**GIVEN RECORDS:**
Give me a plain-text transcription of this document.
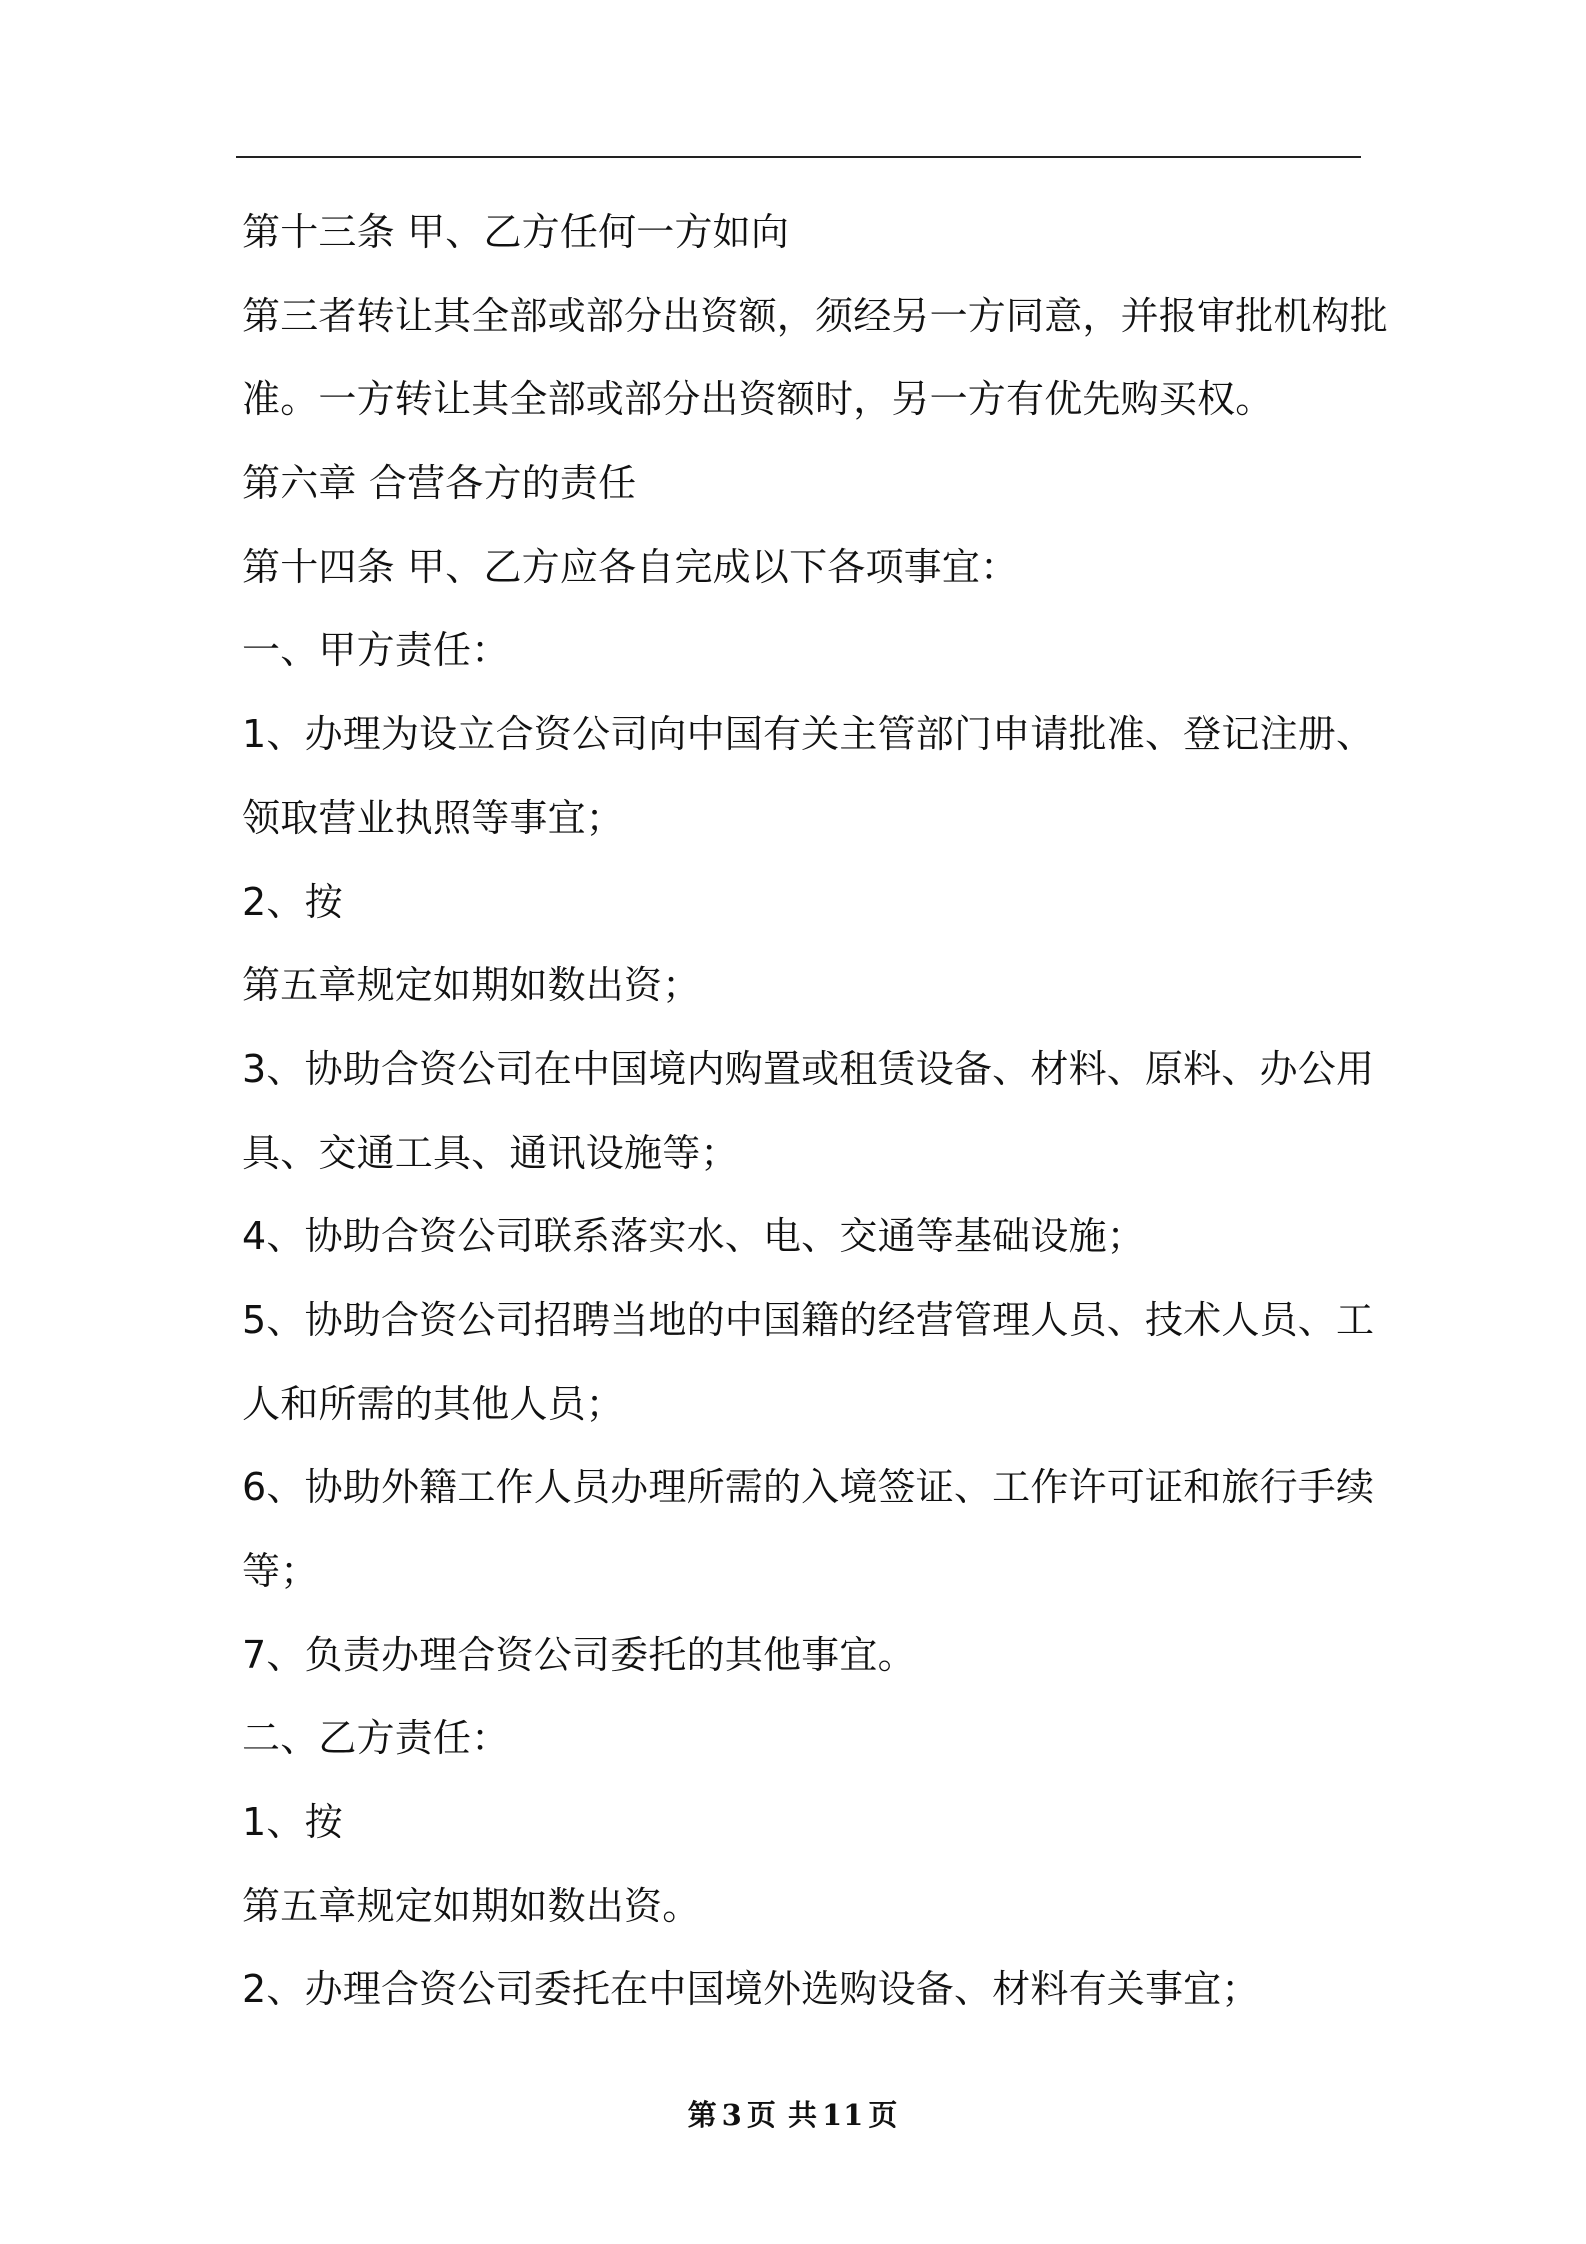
第十三条 甲、乙方任何一方如向
第三者转让其全部或部分出资额，须经另一方同意，并报审批机构批
准。一方转让其全部或部分出资额时，另一方有优先购买权。
第六章 合营各方的责任
第十四条 甲、乙方应各自完成以下各项事宜：
一、甲方责任：
1、办理为设立合资公司向中国有关主管部门申请批准、登记注册、
领取营业执照等事宜；
2、按
第五章规定如期如数出资；
3、协助合资公司在中国境内购置或租赁设备、材料、原料、办公用
具、交通工具、通讯设施等；
4、协助合资公司联系落实水、电、交通等基础设施；
5、协助合资公司招聘当地的中国籍的经营管理人员、技术人员、工
人和所需的其他人员；
6、协助外籍工作人员办理所需的入境签证、工作许可证和旅行手续
等；
7、负责办理合资公司委托的其他事宜。
二、乙方责任：
1、按
第五章规定如期如数出资。
2、办理合资公司委托在中国境外选购设备、材料有关事宜；
第 3 页 共 11 页
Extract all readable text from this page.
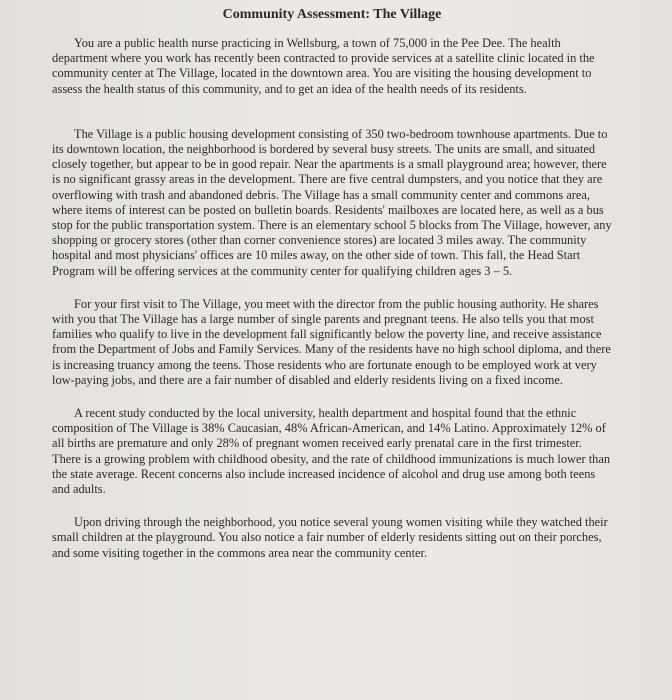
Community Assessment: The Village

You are a public health nurse practicing in Wellsburg, a town of 75,000 in the Pee Dee. The health department where you work has recently been contracted to provide services at a satellite clinic located in the community center at The Village, located in the downtown area. You are visiting the housing development to assess the health status of this community, and to get an idea of the health needs of its residents.

The Village is a public housing development consisting of 350 two-bedroom townhouse apartments. Due to its downtown location, the neighborhood is bordered by several busy streets. The units are small, and situated closely together, but appear to be in good repair. Near the apartments is a small playground area; however, there is no significant grassy areas in the development. There are five central dumpsters, and you notice that they are overflowing with trash and abandoned debris. The Village has a small community center and commons area, where items of interest can be posted on bulletin boards. Residents' mailboxes are located here, as well as a bus stop for the public transportation system. There is an elementary school 5 blocks from The Village, however, any shopping or grocery stores (other than corner convenience stores) are located 3 miles away. The community hospital and most physicians' offices are 10 miles away, on the other side of town. This fall, the Head Start Program will be offering services at the community center for qualifying children ages 3 – 5.

For your first visit to The Village, you meet with the director from the public housing authority. He shares with you that The Village has a large number of single parents and pregnant teens. He also tells you that most families who qualify to live in the development fall significantly below the poverty line, and receive assistance from the Department of Jobs and Family Services. Many of the residents have no high school diploma, and there is increasing truancy among the teens. Those residents who are fortunate enough to be employed work at very low-paying jobs, and there are a fair number of disabled and elderly residents living on a fixed income.

A recent study conducted by the local university, health department and hospital found that the ethnic composition of The Village is 38% Caucasian, 48% African-American, and 14% Latino. Approximately 12% of all births are premature and only 28% of pregnant women received early prenatal care in the first trimester. There is a growing problem with childhood obesity, and the rate of childhood immunizations is much lower than the state average. Recent concerns also include increased incidence of alcohol and drug use among both teens and adults.

Upon driving through the neighborhood, you notice several young women visiting while they watched their small children at the playground. You also notice a fair number of elderly residents sitting out on their porches, and some visiting together in the commons area near the community center.
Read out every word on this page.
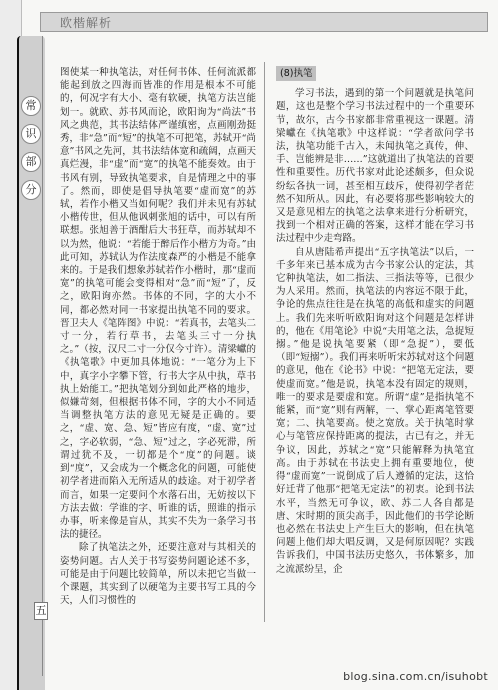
欧楷解析
常
识
部
分
五

图使某一种执笔法，对任何书体、任何流派都能起到放之四海而皆准的作用是根本不可能的，何况字有大小、毫有软硬，执笔方法岂能划一。就欧、苏书风而论，欧阳询为“尚法”书风之典范，其书法结体严谨缜密，点画刚劲挺秀，非“急”而“短”的执笔不可把笔，苏轼开“尚意”书风之先河，其书法结体宽和疏阔，点画天真烂漫，非“虚”而“宽”的执笔不能奏效。由于书风有别，导致执笔要求，自是情理之中的事了。然而，即使是倡导执笔要“虚而宽”的苏轼，若作小楷又当如何呢？我们并未见有苏轼小楷传世，但从他讽刺张旭的话中，可以有所联想。张旭善于酒酣后大书狂草，而苏轼却不以为然，他说：“若能于醉后作小楷方为奇。”由此可知，苏轼认为作法度森严的小楷是不能拿来的。于是我们想象苏轼若作小楷时，那“虚而宽”的执笔可能会变得相对“急”而“短”了，反之，欧阳询亦然。书体的不同，字的大小不同，都必然对同一书家提出执笔不同的要求。晋卫夫人《笔阵图》中说：“若真书，去笔头二寸一分，若行草书，去笔头三寸一分执之。”（按，汉尺二寸一分仅今寸许）。清梁巘的《执笔歌》中更加具体地说：“一笔分为上下中，真字小字攀下管，行书大字从中执，草书执上始能工。”把执笔划分到如此严格的地步，似嫌苛刻，但根据书体不同，字的大小不同适当调整执笔方法的意见无疑是正确的。要之，“虚、宽、急、短”皆应有度，“虚、宽”过之，字必软弱，“急、短”过之，字必死滞，所谓过犹不及，一切都是个“度”的问题。谈到“度”，又会成为一个概念化的问题，可能使初学者进而陷入无所适从的歧途。对于初学者而言，如果一定要问个水落石出，无妨按以下方法去做：学谁的字、听谁的话，照谁的指示办事，听来像是盲从，其实不失为一条学习书法的捷径。

除了执笔法之外，还要注意对与其相关的姿势问题。古人关于书写姿势问题论述不多，可能是由于问题比较简单，所以未把它当做一个课题，其实到了以硬笔为主要书写工具的今天，人们习惯性的

(8)执笔

学习书法，遇到的第一个问题就是执笔问题，这也是整个学习书法过程中的一个重要环节，故尔，古今书家都非常重视这一课题。清梁巘在《执笔歌》中这样说：“学者欲问学书法，执笔功能千古入，未闻执笔之真传，伸、手、岂能辨是非……”这就道出了执笔法的首要性和重要性。历代书家对此论述颇多，但众说纷纭各执一词，甚至相互歧斥，使得初学者茫然不知所从。因此，有必要将那些影响较大的又是意见相左的执笔之法拿来进行分析研究，找到一个相对正确的答案，这样才能在学习书法过程中少走弯路。

自从唐陆希声提出“五字执笔法”以后，一千多年来已基本成为古今书家公认的定法，其它种执笔法，如二指法、三指法等等，已很少为人采用。然而，执笔法的内容远不限于此，争论的焦点往往是在执笔的高低和虚实的问题上。我们先来听听欧阳询对这个问题是怎样讲的，他在《用笔论》中说“夫用笔之法，急捉短搦。”他是说执笔要紧（即“急捉”），要低（即“短搦”）。我们再来听听宋苏轼对这个问题的意见，他在《论书》中说：“把笔无定法，要使虚而宽。”他是说，执笔本没有固定的规则，唯一的要求是要虚和宽。所谓“虚”是指执笔不能紧，而“宽”则有两解，一、掌心距离笔管要宽；二、执笔要高。使之宽放。关于执笔时掌心与笔管应保持距离的提法，古已有之，并无争议，因此，苏轼之“宽”只能解释为执笔宜高。由于苏轼在书法史上拥有重要地位，使得“虚而宽”一说倒成了后人遵循的定法，这恰好迁背了他那“把笔无定法”的初衷。论到书法水平，当然无可争议，欧、苏二人各自都是唐、宋时期的顶尖高手，因此他们的书学论断也必然在书法史上产生巨大的影响，但在执笔问题上他们却大唱反调，又是何原因呢？实践告诉我们，中国书法历史悠久，书体繁多，加之流派纷呈，企

blog.sina.com.cn/isuhobt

**WHAT IS NEEDED:** Your task is an exact transcription of all the data, minus the pictures.

**SOLUTION TO THIS PROBLEM:**
Give me a plain-text transcription of this document.
第十三条 甲、乙方任何一方如向
第三者转让其全部或部分出资额，须经另一方同意，并报审批机构批
准。一方转让其全部或部分出资额时，另一方有优先购买权。
第六章 合营各方的责任
第十四条 甲、乙方应各自完成以下各项事宜：
一、甲方责任：
1、办理为设立合资公司向中国有关主管部门申请批准、登记注册、
领取营业执照等事宜；
2、按
第五章规定如期如数出资；
3、协助合资公司在中国境内购置或租赁设备、材料、原料、办公用
具、交通工具、通讯设施等；
4、协助合资公司联系落实水、电、交通等基础设施；
5、协助合资公司招聘当地的中国籍的经营管理人员、技术人员、工
人和所需的其他人员；
6、协助外籍工作人员办理所需的入境签证、工作许可证和旅行手续
等；
7、负责办理合资公司委托的其他事宜。
二、乙方责任：
1、按
第五章规定如期如数出资。
2、办理合资公司委托在中国境外选购设备、材料有关事宜；
第 3 页 共 11 页
Extract all readable text from this page.
Community Assessment: The Village

You are a public health nurse practicing in Wellsburg, a town of 75,000 in the Pee Dee. The health department where you work has recently been contracted to provide services at a satellite clinic located in the community center at The Village, located in the downtown area. You are visiting the housing development to assess the health status of this community, and to get an idea of the health needs of its residents.

The Village is a public housing development consisting of 350 two-bedroom townhouse apartments. Due to its downtown location, the neighborhood is bordered by several busy streets. The units are small, and situated closely together, but appear to be in good repair. Near the apartments is a small playground area; however, there is no significant grassy areas in the development. There are five central dumpsters, and you notice that they are overflowing with trash and abandoned debris. The Village has a small community center and commons area, where items of interest can be posted on bulletin boards. Residents' mailboxes are located here, as well as a bus stop for the public transportation system. There is an elementary school 5 blocks from The Village, however, any shopping or grocery stores (other than corner convenience stores) are located 3 miles away. The community hospital and most physicians' offices are 10 miles away, on the other side of town. This fall, the Head Start Program will be offering services at the community center for qualifying children ages 3 – 5.

For your first visit to The Village, you meet with the director from the public housing authority. He shares with you that The Village has a large number of single parents and pregnant teens. He also tells you that most families who qualify to live in the development fall significantly below the poverty line, and receive assistance from the Department of Jobs and Family Services. Many of the residents have no high school diploma, and there is increasing truancy among the teens. Those residents who are fortunate enough to be employed work at very low-paying jobs, and there are a fair number of disabled and elderly residents living on a fixed income.

A recent study conducted by the local university, health department and hospital found that the ethnic composition of The Village is 38% Caucasian, 48% African-American, and 14% Latino. Approximately 12% of all births are premature and only 28% of pregnant women received early prenatal care in the first trimester. There is a growing problem with childhood obesity, and the rate of childhood immunizations is much lower than the state average. Recent concerns also include increased incidence of alcohol and drug use among both teens and adults.

Upon driving through the neighborhood, you notice several young women visiting while they watched their small children at the playground. You also notice a fair number of elderly residents sitting out on their porches, and some visiting together in the commons area near the community center.
Read out every word on this page.
欧楷解析
常
识
部
分
五

图使某一种执笔法，对任何书体、任何流派都能起到放之四海而皆准的作用是根本不可能的，何况字有大小、毫有软硬，执笔方法岂能划一。就欧、苏书风而论，欧阳询为“尚法”书风之典范，其书法结体严谨缜密，点画刚劲挺秀，非“急”而“短”的执笔不可把笔，苏轼开“尚意”书风之先河，其书法结体宽和疏阔，点画天真烂漫，非“虚”而“宽”的执笔不能奏效。由于书风有别，导致执笔要求，自是情理之中的事了。然而，即使是倡导执笔要“虚而宽”的苏轼，若作小楷又当如何呢？我们并未见有苏轼小楷传世，但从他讽刺张旭的话中，可以有所联想。张旭善于酒酣后大书狂草，而苏轼却不以为然，他说：“若能于醉后作小楷方为奇。”由此可知，苏轼认为作法度森严的小楷是不能拿来的。于是我们想象苏轼若作小楷时，那“虚而宽”的执笔可能会变得相对“急”而“短”了，反之，欧阳询亦然。书体的不同，字的大小不同，都必然对同一书家提出执笔不同的要求。晋卫夫人《笔阵图》中说：“若真书，去笔头二寸一分，若行草书，去笔头三寸一分执之。”（按，汉尺二寸一分仅今寸许）。清梁巘的《执笔歌》中更加具体地说：“一笔分为上下中，真字小字攀下管，行书大字从中执，草书执上始能工。”把执笔划分到如此严格的地步，似嫌苛刻，但根据书体不同，字的大小不同适当调整执笔方法的意见无疑是正确的。要之，“虚、宽、急、短”皆应有度，“虚、宽”过之，字必软弱，“急、短”过之，字必死滞，所谓过犹不及，一切都是个“度”的问题。谈到“度”，又会成为一个概念化的问题，可能使初学者进而陷入无所适从的歧途。对于初学者而言，如果一定要问个水落石出，无妨按以下方法去做：学谁的字、听谁的话，照谁的指示办事，听来像是盲从，其实不失为一条学习书法的捷径。

除了执笔法之外，还要注意对与其相关的姿势问题。古人关于书写姿势问题论述不多，可能是由于问题比较简单，所以未把它当做一个课题，其实到了以硬笔为主要书写工具的今天，人们习惯性的

(8)执笔

学习书法，遇到的第一个问题就是执笔问题，这也是整个学习书法过程中的一个重要环节，故尔，古今书家都非常重视这一课题。清梁巘在《执笔歌》中这样说：“学者欲问学书法，执笔功能千古入，未闻执笔之真传，伸、手、岂能辨是非……”这就道出了执笔法的首要性和重要性。历代书家对此论述颇多，但众说纷纭各执一词，甚至相互歧斥，使得初学者茫然不知所从。因此，有必要将那些影响较大的又是意见相左的执笔之法拿来进行分析研究，找到一个相对正确的答案，这样才能在学习书法过程中少走弯路。

自从唐陆希声提出“五字执笔法”以后，一千多年来已基本成为古今书家公认的定法，其它种执笔法，如二指法、三指法等等，已很少为人采用。然而，执笔法的内容远不限于此，争论的焦点往往是在执笔的高低和虚实的问题上。我们先来听听欧阳询对这个问题是怎样讲的，他在《用笔论》中说“夫用笔之法，急捉短搦。”他是说执笔要紧（即“急捉”），要低（即“短搦”）。我们再来听听宋苏轼对这个问题的意见，他在《论书》中说：“把笔无定法，要使虚而宽。”他是说，执笔本没有固定的规则，唯一的要求是要虚和宽。所谓“虚”是指执笔不能紧，而“宽”则有两解，一、掌心距离笔管要宽；二、执笔要高。使之宽放。关于执笔时掌心与笔管应保持距离的提法，古已有之，并无争议，因此，苏轼之“宽”只能解释为执笔宜高。由于苏轼在书法史上拥有重要地位，使得“虚而宽”一说倒成了后人遵循的定法，这恰好迁背了他那“把笔无定法”的初衷。论到书法水平，当然无可争议，欧、苏二人各自都是唐、宋时期的顶尖高手，因此他们的书学论断也必然在书法史上产生巨大的影响，但在执笔问题上他们却大唱反调，又是何原因呢？实践告诉我们，中国书法历史悠久，书体繁多，加之流派纷呈，企

blog.sina.com.cn/isuhobt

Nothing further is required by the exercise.